**WHAT TO DO:**
In the material below, find all lines with the string "Entered" and copy them.

**GIVEN RECORDS:**

*****

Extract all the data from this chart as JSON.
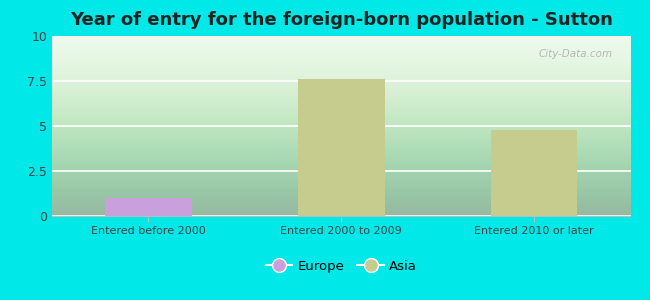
{
  "title": "Year of entry for the foreign-born population - Sutton",
  "categories": [
    "Entered before 2000",
    "Entered 2000 to 2009",
    "Entered 2010 or later"
  ],
  "europe_values": [
    1.0,
    0,
    0
  ],
  "asia_values": [
    0,
    7.6,
    4.8
  ],
  "europe_color": "#c9a0dc",
  "asia_color": "#c5cc8e",
  "ylim": [
    0,
    10
  ],
  "yticks": [
    0,
    2.5,
    5,
    7.5,
    10
  ],
  "ytick_labels": [
    "0",
    "2.5",
    "5",
    "7.5",
    "10"
  ],
  "outer_bg": "#00e8e8",
  "plot_bg": "#e8f8e8",
  "title_fontsize": 13,
  "bar_width": 0.45,
  "legend_labels": [
    "Europe",
    "Asia"
  ],
  "watermark": "City-Data.com"
}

*****

**OUTPUT BELOW:**
    "Entered before 2000",
    "Entered 2000 to 2009",
    "Entered 2010 or later"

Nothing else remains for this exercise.